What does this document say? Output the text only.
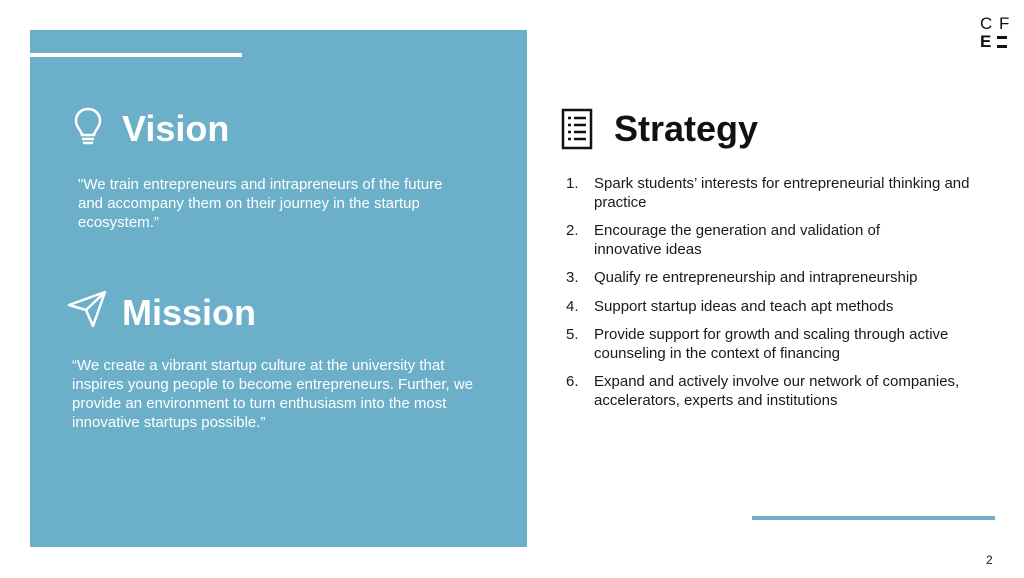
Vision

"We train entrepreneurs and intrapreneurs of the future and accompany them on their journey in the startup ecosystem.”

Mission

“We create a vibrant startup culture at the university that inspires young people to become entrepreneurs. Further, we provide an environment to turn enthusiasm into the most innovative startups possible.”

Strategy
1.	Spark students’ interests for entrepreneurial thinking and practice
2.	Encourage the generation and validation of innovative ideas
3.	Qualify re entrepreneurship and intrapreneurship
4.	Support startup ideas and teach apt methods
5.	Provide support for growth and scaling through active counseling in the context of financing
6.	Expand and actively involve our network of companies, accelerators, experts and institutions
C F
E
2
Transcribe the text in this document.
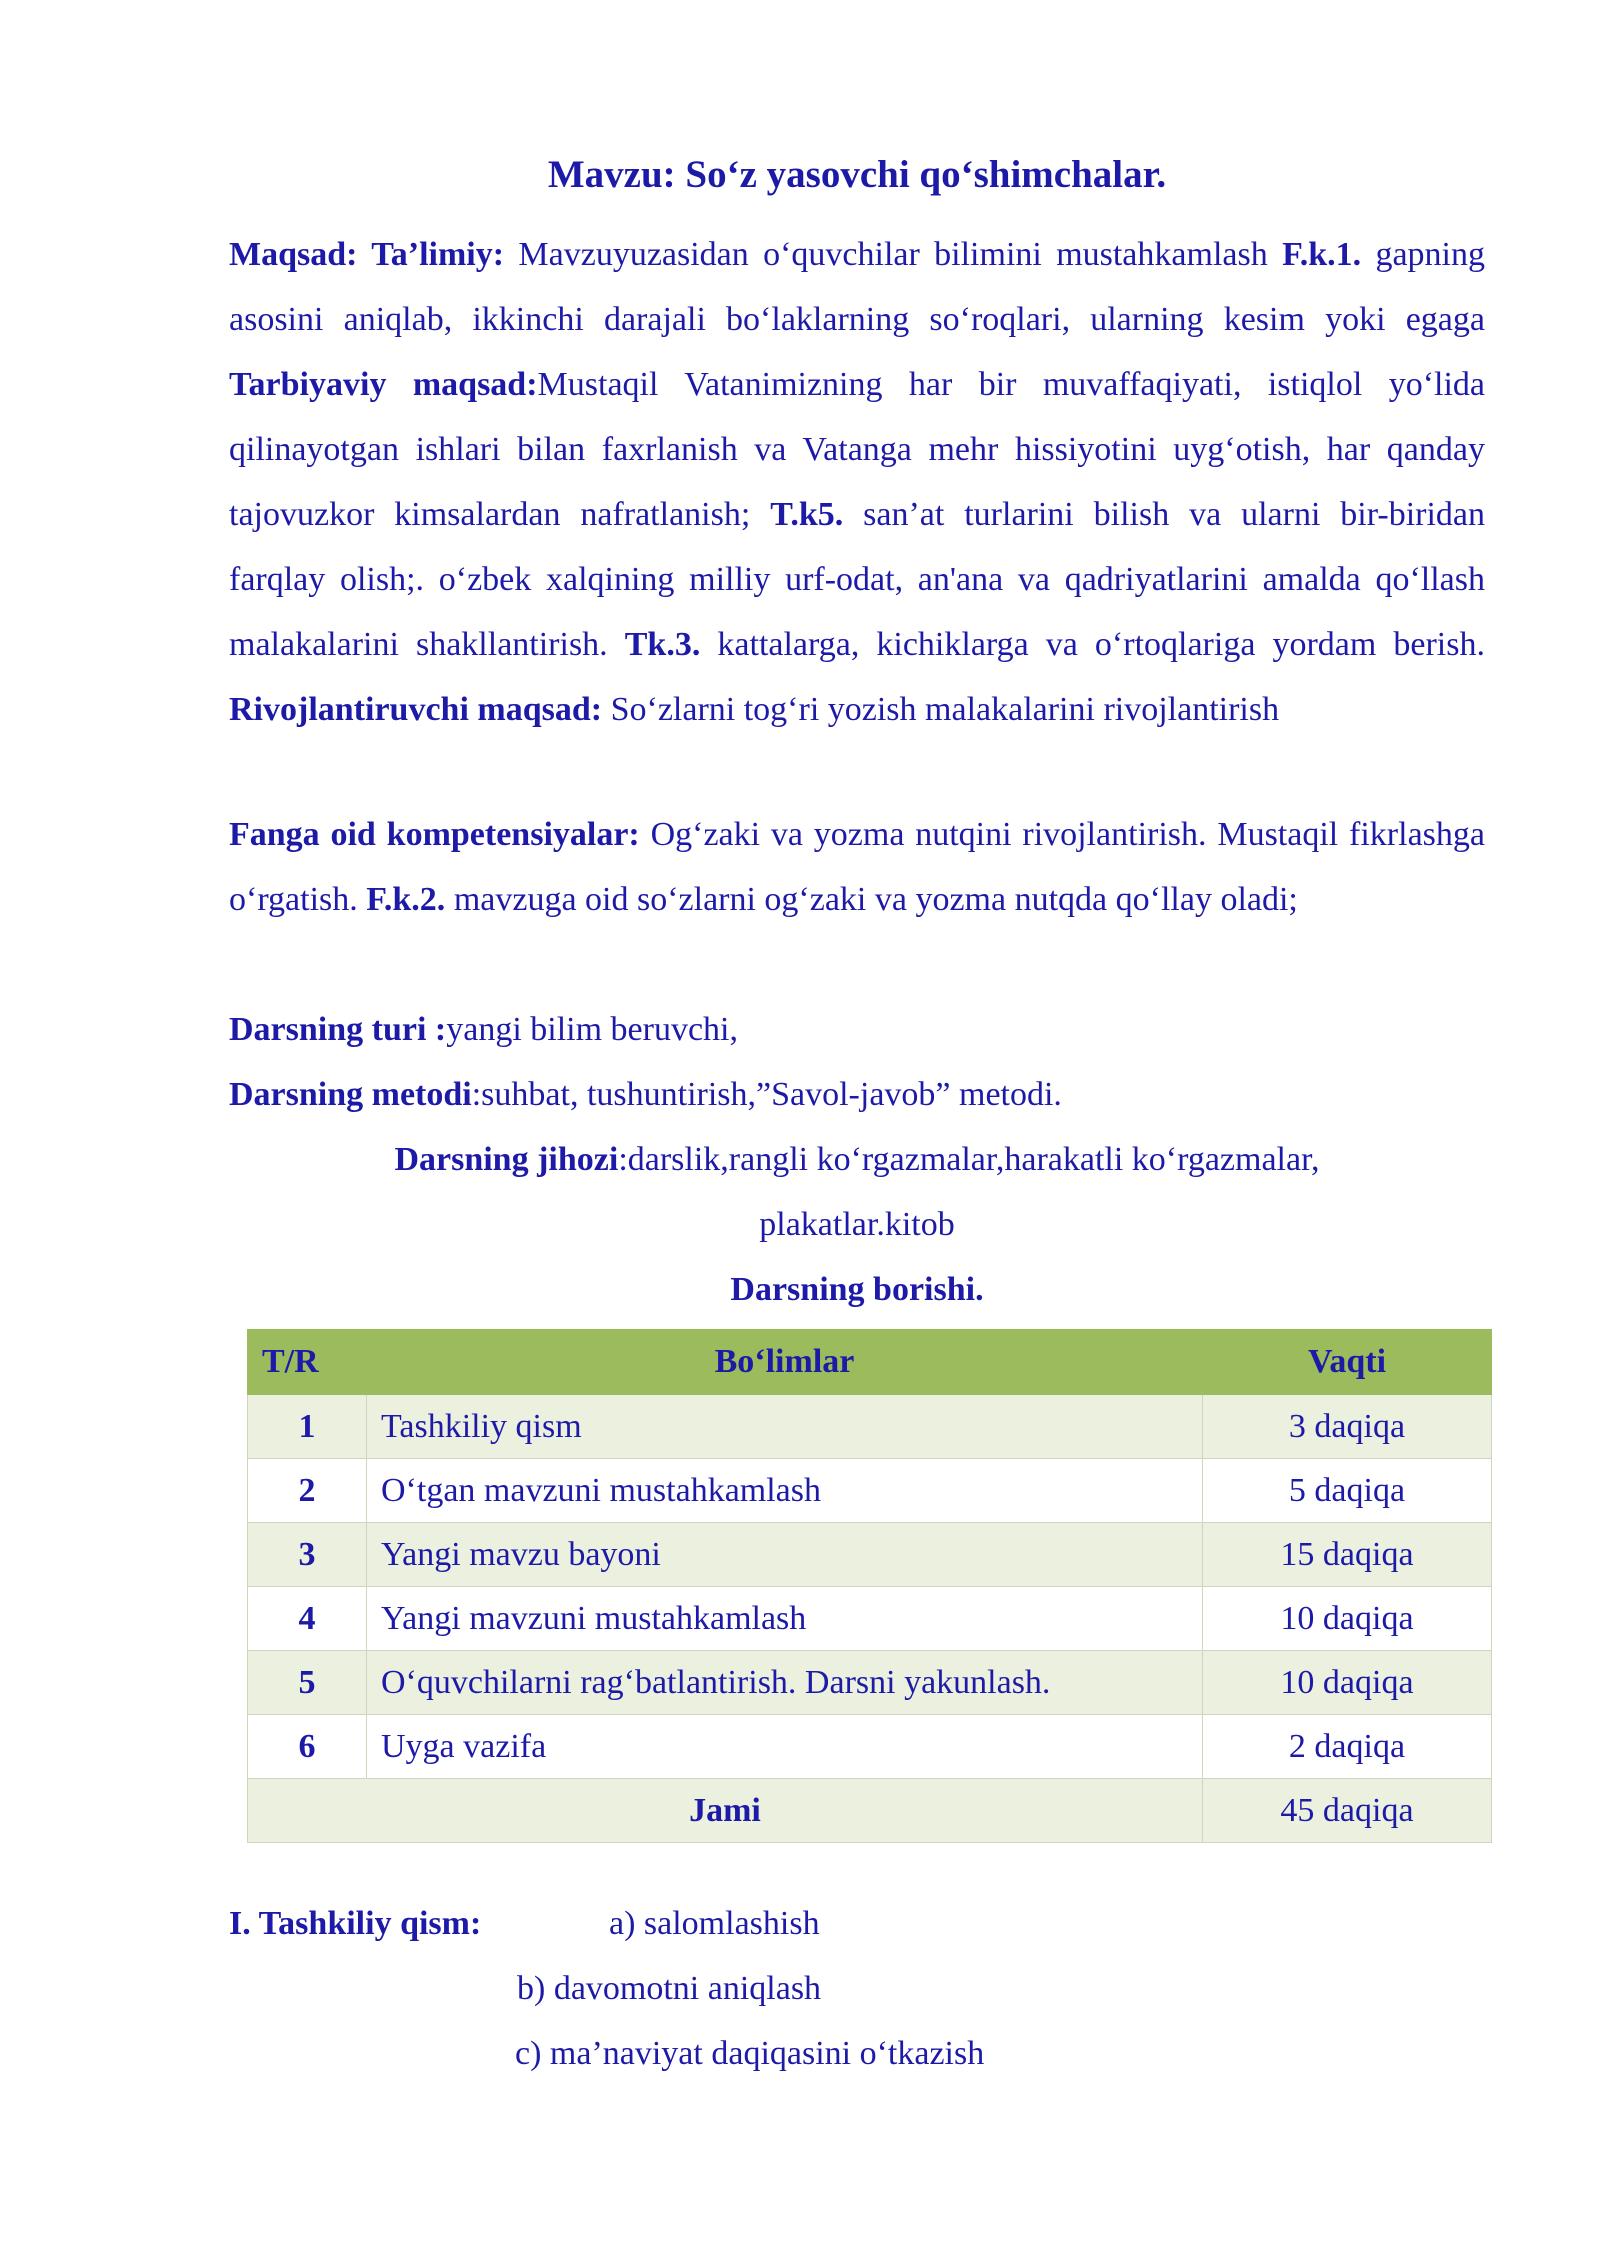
Mavzu: So‘z yasovchi qo‘shimchalar.
Maqsad: Ta’limiy: Mavzuyuzasidan o‘quvchilar bilimini mustahkamlash F.k.1. gapning asosini aniqlab, ikkinchi darajali bo‘laklarning so‘roqlari, ularning kesim yoki egaga Tarbiyaviy maqsad:Mustaqil Vatanimizning har bir muvaffaqiyati, istiqlol yo‘lida qilinayotgan ishlari bilan faxrlanish va Vatanga mehr hissiyotini uyg‘otish, har qanday tajovuzkor kimsalardan nafratlanish; T.k5. san’at turlarini bilish va ularni bir-biridan farqlay olish;. o‘zbek xalqining milliy urf-odat, an'ana va qadriyatlarini amalda qo‘llash malakalarini shakllantirish. Tk.3. kattalarga, kichiklarga va o‘rtoqlariga yordam berish. Rivojlantiruvchi maqsad: So‘zlarni tog‘ri yozish malakalarini rivojlantirish
Fanga oid kompetensiyalar: Og‘zaki va yozma nutqini rivojlantirish. Mustaqil fikrlashga o‘rgatish. F.k.2. mavzuga oid so‘zlarni og‘zaki va yozma nutqda qo‘llay oladi;
Darsning turi :yangi bilim beruvchi,
Darsning metodi:suhbat, tushuntirish,”Savol-javob” metodi.
Darsning jihozi:darslik,rangli ko‘rgazmalar,harakatli ko‘rgazmalar,
plakatlar.kitob
Darsning borishi.
T/R	Bo‘limlar	Vaqti
1	Tashkiliy qism	3 daqiqa
2	O‘tgan mavzuni mustahkamlash	5 daqiqa
3	Yangi mavzu bayoni	15 daqiqa
4	Yangi mavzuni mustahkamlash	10 daqiqa
5	O‘quvchilarni rag‘batlantirish. Darsni yakunlash.	10 daqiqa
6	Uyga vazifa	2 daqiqa
Jami		45 daqiqa
I. Tashkiliy qism:	a) salomlashish
b) davomotni aniqlash
c) ma’naviyat daqiqasini o‘tkazish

------------------------------------------------

• **DESCRIPTION OF THE TASK**
Check each line of the records for "mustahkamlash" and copy the ones that contain it.

• **SOLUTION FOR THIS TASK**
Maqsad: Ta’limiy: Mavzuyuzasidan o‘quvchilar bilimini mustahkamlash F.k.1. gapning asosini aniqlab, ikkinchi darajali bo‘laklarning so‘roqlari, ularning kesim yoki egaga Tarbiyaviy maqsad:Mustaqil Vatanimizning har bir muvaffaqiyati, istiqlol yo‘lida qilinayotgan ishlari bilan faxrlanish va Vatanga mehr hissiyotini uyg‘otish, har qanday tajovuzkor kimsalardan nafratlanish; T.k5. san’at turlarini bilish va ularni bir-biridan farqlay olish;. o‘zbek xalqining milliy urf-odat, an'ana va qadriyatlarini amalda qo‘llash malakalarini shakllantirish. Tk.3. kattalarga, kichiklarga va o‘rtoqlariga yordam berish. Rivojlantiruvchi maqsad: So‘zlarni tog‘ri yozish malakalarini rivojlantirish
2	O‘tgan mavzuni mustahkamlash	5 daqiqa
4	Yangi mavzuni mustahkamlash	10 daqiqa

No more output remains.